**EXERCISE**
Copy out each line exactly as it appears.

**RECORDS FOR THE EXERCISE**
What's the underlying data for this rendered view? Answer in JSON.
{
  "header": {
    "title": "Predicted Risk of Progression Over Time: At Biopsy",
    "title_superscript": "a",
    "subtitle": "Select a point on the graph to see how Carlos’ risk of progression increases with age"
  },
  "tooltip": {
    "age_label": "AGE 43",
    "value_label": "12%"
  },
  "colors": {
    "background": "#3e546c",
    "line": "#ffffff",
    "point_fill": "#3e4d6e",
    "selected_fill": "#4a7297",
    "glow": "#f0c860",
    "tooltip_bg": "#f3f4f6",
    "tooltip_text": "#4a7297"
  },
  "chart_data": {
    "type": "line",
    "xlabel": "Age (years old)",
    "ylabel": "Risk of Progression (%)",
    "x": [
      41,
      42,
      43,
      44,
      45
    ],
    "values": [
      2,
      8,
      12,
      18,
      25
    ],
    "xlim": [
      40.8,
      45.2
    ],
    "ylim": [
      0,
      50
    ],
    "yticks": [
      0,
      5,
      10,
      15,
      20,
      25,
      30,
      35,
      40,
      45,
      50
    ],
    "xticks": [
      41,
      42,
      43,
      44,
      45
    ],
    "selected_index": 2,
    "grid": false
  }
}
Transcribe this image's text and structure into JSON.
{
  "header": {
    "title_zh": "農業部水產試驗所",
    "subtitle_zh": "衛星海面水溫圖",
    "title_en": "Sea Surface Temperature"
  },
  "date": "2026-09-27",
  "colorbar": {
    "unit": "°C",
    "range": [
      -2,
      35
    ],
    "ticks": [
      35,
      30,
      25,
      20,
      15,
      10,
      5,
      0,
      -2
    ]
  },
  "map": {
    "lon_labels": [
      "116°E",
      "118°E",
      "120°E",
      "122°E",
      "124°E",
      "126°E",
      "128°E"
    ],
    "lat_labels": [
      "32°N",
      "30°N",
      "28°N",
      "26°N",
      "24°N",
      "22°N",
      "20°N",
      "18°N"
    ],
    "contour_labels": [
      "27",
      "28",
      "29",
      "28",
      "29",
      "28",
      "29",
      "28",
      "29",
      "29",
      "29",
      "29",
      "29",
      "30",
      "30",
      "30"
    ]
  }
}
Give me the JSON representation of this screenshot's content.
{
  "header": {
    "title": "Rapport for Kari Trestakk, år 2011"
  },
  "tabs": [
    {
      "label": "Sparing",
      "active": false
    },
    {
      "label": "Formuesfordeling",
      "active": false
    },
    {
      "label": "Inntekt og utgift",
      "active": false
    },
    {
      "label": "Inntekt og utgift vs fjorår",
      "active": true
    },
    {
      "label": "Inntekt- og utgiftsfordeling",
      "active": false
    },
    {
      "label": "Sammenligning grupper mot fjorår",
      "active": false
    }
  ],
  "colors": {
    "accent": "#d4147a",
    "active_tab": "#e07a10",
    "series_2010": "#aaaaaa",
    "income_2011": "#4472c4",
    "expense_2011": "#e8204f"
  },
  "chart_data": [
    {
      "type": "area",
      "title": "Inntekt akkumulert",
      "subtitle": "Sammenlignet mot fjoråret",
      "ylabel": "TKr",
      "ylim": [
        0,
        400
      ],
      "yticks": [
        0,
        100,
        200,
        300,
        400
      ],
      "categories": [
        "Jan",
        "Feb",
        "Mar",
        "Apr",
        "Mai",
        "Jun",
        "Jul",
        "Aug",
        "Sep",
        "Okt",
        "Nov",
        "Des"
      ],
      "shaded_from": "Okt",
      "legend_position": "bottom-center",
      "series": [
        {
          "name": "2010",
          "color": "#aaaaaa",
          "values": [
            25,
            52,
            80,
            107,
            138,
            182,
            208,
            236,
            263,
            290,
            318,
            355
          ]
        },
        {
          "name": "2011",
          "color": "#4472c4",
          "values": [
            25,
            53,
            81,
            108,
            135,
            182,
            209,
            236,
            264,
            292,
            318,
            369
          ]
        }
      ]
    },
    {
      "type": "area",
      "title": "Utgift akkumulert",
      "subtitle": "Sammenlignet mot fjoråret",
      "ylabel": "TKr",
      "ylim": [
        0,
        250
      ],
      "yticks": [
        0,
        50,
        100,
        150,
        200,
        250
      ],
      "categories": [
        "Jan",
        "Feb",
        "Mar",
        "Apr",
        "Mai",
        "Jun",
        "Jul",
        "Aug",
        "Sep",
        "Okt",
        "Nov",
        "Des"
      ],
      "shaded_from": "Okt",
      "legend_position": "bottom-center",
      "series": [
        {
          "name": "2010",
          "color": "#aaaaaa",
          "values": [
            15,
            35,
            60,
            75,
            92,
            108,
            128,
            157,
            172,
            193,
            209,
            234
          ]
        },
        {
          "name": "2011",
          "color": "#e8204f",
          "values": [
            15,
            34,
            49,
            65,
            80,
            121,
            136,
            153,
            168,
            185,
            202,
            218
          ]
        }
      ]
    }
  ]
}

**SOLUTION FOR THIS TASK**
What's the underlying data for this rendered view? Answer in JSON.
{
  "header": {
    "title": "Predicted Risk of Progression Over Time: At Biopsy",
    "title_superscript": "a",
    "subtitle": "Select a point on the graph to see how Carlos’ risk of progression increases with age"
  },
  "tooltip": {
    "age_label": "AGE 43",
    "value_label": "12%"
  },
  "colors": {
    "background": "#3e546c",
    "line": "#ffffff",
    "point_fill": "#3e4d6e",
    "selected_fill": "#4a7297",
    "glow": "#f0c860",
    "tooltip_bg": "#f3f4f6",
    "tooltip_text": "#4a7297"
  },
  "chart_data": {
    "type": "line",
    "xlabel": "Age (years old)",
    "ylabel": "Risk of Progression (%)",
    "x": [
      41,
      42,
      43,
      44,
      45
    ],
    "values": [
      2,
      8,
      12,
      18,
      25
    ],
    "xlim": [
      40.8,
      45.2
    ],
    "ylim": [
      0,
      50
    ],
    "yticks": [
      0,
      5,
      10,
      15,
      20,
      25,
      30,
      35,
      40,
      45,
      50
    ],
    "xticks": [
      41,
      42,
      43,
      44,
      45
    ],
    "selected_index": 2,
    "grid": false
  }
}
Transcribe this image's text and structure into JSON.
{
  "header": {
    "title_zh": "農業部水產試驗所",
    "subtitle_zh": "衛星海面水溫圖",
    "title_en": "Sea Surface Temperature"
  },
  "date": "2026-09-27",
  "colorbar": {
    "unit": "°C",
    "range": [
      -2,
      35
    ],
    "ticks": [
      35,
      30,
      25,
      20,
      15,
      10,
      5,
      0,
      -2
    ]
  },
  "map": {
    "lon_labels": [
      "116°E",
      "118°E",
      "120°E",
      "122°E",
      "124°E",
      "126°E",
      "128°E"
    ],
    "lat_labels": [
      "32°N",
      "30°N",
      "28°N",
      "26°N",
      "24°N",
      "22°N",
      "20°N",
      "18°N"
    ],
    "contour_labels": [
      "27",
      "28",
      "29",
      "28",
      "29",
      "28",
      "29",
      "28",
      "29",
      "29",
      "29",
      "29",
      "29",
      "30",
      "30",
      "30"
    ]
  }
}
Give me the JSON representation of this screenshot's content.
{
  "header": {
    "title": "Rapport for Kari Trestakk, år 2011"
  },
  "tabs": [
    {
      "label": "Sparing",
      "active": false
    },
    {
      "label": "Formuesfordeling",
      "active": false
    },
    {
      "label": "Inntekt og utgift",
      "active": false
    },
    {
      "label": "Inntekt og utgift vs fjorår",
      "active": true
    },
    {
      "label": "Inntekt- og utgiftsfordeling",
      "active": false
    },
    {
      "label": "Sammenligning grupper mot fjorår",
      "active": false
    }
  ],
  "colors": {
    "accent": "#d4147a",
    "active_tab": "#e07a10",
    "series_2010": "#aaaaaa",
    "income_2011": "#4472c4",
    "expense_2011": "#e8204f"
  },
  "chart_data": [
    {
      "type": "area",
      "title": "Inntekt akkumulert",
      "subtitle": "Sammenlignet mot fjoråret",
      "ylabel": "TKr",
      "ylim": [
        0,
        400
      ],
      "yticks": [
        0,
        100,
        200,
        300,
        400
      ],
      "categories": [
        "Jan",
        "Feb",
        "Mar",
        "Apr",
        "Mai",
        "Jun",
        "Jul",
        "Aug",
        "Sep",
        "Okt",
        "Nov",
        "Des"
      ],
      "shaded_from": "Okt",
      "legend_position": "bottom-center",
      "series": [
        {
          "name": "2010",
          "color": "#aaaaaa",
          "values": [
            25,
            52,
            80,
            107,
            138,
            182,
            208,
            236,
            263,
            290,
            318,
            355
          ]
        },
        {
          "name": "2011",
          "color": "#4472c4",
          "values": [
            25,
            53,
            81,
            108,
            135,
            182,
            209,
            236,
            264,
            292,
            318,
            369
          ]
        }
      ]
    },
    {
      "type": "area",
      "title": "Utgift akkumulert",
      "subtitle": "Sammenlignet mot fjoråret",
      "ylabel": "TKr",
      "ylim": [
        0,
        250
      ],
      "yticks": [
        0,
        50,
        100,
        150,
        200,
        250
      ],
      "categories": [
        "Jan",
        "Feb",
        "Mar",
        "Apr",
        "Mai",
        "Jun",
        "Jul",
        "Aug",
        "Sep",
        "Okt",
        "Nov",
        "Des"
      ],
      "shaded_from": "Okt",
      "legend_position": "bottom-center",
      "series": [
        {
          "name": "2010",
          "color": "#aaaaaa",
          "values": [
            15,
            35,
            60,
            75,
            92,
            108,
            128,
            157,
            172,
            193,
            209,
            234
          ]
        },
        {
          "name": "2011",
          "color": "#e8204f",
          "values": [
            15,
            34,
            49,
            65,
            80,
            121,
            136,
            153,
            168,
            185,
            202,
            218
          ]
        }
      ]
    }
  ]
}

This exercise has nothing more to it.